Figure record listings
::::::::

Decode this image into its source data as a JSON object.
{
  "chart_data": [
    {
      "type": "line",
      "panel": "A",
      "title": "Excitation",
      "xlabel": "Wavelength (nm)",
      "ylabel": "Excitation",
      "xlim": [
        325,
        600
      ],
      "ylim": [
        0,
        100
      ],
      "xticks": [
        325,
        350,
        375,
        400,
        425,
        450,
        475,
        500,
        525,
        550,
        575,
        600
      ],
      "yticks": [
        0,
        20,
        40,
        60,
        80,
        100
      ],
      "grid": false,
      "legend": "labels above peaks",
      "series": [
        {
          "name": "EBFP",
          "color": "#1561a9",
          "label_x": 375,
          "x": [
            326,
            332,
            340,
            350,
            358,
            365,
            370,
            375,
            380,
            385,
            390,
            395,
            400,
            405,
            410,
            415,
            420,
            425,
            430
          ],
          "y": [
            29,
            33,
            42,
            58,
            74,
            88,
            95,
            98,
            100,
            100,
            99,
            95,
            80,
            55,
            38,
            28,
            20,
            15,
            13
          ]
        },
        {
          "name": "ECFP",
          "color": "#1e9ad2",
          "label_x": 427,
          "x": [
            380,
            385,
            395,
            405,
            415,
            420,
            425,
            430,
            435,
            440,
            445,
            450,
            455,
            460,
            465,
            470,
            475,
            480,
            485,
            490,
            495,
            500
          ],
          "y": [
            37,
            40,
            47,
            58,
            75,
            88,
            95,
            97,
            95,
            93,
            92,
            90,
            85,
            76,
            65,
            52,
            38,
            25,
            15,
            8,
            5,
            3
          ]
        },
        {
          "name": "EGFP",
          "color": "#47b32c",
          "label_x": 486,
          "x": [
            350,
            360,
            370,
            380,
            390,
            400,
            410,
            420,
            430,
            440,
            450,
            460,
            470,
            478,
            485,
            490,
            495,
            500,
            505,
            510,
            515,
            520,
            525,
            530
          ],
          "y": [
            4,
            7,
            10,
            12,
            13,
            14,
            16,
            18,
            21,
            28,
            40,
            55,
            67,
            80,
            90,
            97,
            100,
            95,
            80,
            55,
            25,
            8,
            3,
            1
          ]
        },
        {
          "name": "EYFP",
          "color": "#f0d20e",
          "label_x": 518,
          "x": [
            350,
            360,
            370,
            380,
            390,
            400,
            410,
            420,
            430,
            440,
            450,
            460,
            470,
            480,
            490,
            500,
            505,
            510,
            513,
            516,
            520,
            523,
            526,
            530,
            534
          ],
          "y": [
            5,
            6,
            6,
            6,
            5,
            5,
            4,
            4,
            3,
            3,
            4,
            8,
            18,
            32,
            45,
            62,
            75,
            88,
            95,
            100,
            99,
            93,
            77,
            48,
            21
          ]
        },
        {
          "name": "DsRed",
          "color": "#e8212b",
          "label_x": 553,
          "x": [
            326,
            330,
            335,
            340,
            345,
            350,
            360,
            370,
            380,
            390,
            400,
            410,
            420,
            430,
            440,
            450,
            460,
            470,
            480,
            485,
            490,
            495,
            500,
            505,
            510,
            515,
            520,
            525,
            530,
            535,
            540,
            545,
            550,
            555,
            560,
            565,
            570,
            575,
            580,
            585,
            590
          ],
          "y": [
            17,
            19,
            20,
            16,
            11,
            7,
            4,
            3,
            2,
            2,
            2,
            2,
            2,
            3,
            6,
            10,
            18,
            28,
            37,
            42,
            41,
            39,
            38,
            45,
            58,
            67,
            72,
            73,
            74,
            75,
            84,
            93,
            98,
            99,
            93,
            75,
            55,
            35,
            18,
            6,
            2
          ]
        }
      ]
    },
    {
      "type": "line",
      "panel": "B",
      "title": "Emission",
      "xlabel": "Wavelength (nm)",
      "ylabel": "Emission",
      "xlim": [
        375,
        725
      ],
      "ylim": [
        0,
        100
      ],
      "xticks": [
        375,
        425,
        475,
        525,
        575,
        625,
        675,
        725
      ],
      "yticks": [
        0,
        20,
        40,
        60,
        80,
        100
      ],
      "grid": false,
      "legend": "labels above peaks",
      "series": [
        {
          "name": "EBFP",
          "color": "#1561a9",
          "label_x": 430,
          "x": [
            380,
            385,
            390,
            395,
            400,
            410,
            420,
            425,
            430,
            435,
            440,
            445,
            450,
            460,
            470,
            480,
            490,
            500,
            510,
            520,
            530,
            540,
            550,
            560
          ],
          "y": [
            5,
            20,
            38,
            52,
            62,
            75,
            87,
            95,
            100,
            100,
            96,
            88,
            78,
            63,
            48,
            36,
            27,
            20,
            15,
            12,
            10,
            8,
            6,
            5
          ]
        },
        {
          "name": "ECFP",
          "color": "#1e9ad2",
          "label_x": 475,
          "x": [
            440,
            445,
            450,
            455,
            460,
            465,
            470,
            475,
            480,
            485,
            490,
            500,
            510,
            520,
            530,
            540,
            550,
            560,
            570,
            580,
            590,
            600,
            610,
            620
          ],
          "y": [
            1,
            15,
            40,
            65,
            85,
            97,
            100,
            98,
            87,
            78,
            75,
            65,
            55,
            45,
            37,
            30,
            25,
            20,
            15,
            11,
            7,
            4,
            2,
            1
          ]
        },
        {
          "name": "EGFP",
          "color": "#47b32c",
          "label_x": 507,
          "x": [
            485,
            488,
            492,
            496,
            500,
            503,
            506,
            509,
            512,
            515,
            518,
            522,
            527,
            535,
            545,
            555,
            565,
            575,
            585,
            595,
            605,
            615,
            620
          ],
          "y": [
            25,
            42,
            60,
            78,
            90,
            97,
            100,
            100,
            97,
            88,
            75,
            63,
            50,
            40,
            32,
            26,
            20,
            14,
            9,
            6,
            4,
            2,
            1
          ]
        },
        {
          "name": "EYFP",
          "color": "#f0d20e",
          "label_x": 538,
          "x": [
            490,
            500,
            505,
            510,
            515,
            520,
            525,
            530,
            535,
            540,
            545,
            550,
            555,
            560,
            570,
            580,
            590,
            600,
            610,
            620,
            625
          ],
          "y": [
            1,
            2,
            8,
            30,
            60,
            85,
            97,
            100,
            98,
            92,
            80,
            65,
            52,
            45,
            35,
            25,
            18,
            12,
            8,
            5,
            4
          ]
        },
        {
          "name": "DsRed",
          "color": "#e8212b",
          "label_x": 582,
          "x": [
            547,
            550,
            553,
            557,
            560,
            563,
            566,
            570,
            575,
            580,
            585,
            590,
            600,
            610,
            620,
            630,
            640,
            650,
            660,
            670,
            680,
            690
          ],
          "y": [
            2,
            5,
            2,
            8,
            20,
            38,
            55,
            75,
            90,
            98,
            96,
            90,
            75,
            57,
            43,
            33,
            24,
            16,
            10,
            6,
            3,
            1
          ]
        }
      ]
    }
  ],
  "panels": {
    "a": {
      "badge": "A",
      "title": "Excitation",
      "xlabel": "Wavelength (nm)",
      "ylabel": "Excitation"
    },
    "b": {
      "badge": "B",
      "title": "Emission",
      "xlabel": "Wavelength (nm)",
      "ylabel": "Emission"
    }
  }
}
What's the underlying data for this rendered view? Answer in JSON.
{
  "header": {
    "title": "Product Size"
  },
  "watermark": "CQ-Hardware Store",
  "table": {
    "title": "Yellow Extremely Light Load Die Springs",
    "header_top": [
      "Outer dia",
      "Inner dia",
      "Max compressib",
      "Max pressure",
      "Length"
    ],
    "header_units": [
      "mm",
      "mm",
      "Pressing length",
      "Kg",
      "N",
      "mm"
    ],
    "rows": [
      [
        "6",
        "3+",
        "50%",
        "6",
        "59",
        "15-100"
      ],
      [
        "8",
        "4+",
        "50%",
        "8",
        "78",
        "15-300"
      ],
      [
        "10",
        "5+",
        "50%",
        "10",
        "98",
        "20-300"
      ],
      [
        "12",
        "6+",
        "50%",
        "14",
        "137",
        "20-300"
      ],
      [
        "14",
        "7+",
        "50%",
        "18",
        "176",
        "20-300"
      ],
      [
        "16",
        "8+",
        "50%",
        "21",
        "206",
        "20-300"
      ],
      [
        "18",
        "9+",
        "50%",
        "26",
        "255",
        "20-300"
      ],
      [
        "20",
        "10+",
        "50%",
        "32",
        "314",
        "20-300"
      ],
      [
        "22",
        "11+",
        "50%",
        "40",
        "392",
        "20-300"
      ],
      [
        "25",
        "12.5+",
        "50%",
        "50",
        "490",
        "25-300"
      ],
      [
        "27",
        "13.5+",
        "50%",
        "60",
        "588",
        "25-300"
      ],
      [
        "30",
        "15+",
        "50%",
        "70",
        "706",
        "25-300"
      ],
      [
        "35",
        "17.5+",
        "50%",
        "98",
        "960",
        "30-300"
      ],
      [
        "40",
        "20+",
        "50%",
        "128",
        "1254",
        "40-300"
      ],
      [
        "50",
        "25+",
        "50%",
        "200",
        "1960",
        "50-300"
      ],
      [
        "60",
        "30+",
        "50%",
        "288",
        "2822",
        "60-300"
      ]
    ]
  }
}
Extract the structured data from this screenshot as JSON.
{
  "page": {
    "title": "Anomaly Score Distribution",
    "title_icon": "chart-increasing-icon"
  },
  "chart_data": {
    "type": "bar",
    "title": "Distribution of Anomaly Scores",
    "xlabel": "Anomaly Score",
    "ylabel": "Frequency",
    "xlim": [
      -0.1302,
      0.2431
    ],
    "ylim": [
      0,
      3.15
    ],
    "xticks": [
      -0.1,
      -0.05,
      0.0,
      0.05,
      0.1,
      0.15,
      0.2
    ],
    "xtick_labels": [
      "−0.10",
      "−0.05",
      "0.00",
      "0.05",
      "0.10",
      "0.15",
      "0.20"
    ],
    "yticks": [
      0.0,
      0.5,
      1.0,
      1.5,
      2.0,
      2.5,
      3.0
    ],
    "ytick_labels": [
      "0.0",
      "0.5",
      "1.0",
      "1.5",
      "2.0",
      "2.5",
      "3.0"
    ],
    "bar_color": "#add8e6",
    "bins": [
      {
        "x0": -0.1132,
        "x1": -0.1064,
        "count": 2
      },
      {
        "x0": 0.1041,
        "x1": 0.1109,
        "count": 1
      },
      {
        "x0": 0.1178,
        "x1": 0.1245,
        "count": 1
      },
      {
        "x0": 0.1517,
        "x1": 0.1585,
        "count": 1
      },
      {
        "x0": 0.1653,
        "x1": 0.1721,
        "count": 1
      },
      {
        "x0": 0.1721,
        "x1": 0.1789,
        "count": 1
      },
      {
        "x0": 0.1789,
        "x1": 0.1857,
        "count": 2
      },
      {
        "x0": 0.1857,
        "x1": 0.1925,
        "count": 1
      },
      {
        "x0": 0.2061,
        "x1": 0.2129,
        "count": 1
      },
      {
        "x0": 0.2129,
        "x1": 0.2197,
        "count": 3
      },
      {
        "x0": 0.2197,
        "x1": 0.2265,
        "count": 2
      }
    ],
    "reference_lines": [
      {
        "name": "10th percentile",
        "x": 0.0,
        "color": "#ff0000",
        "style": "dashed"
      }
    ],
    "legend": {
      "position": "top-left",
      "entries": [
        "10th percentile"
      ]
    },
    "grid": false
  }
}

::::::::

* REQUIRED TASK:
Return all lines of the material above in which the word "Distribution" occurs.

* EXERCISE SOLUTION:
    "title": "Anomaly Score Distribution",
    "title": "Distribution of Anomaly Scores",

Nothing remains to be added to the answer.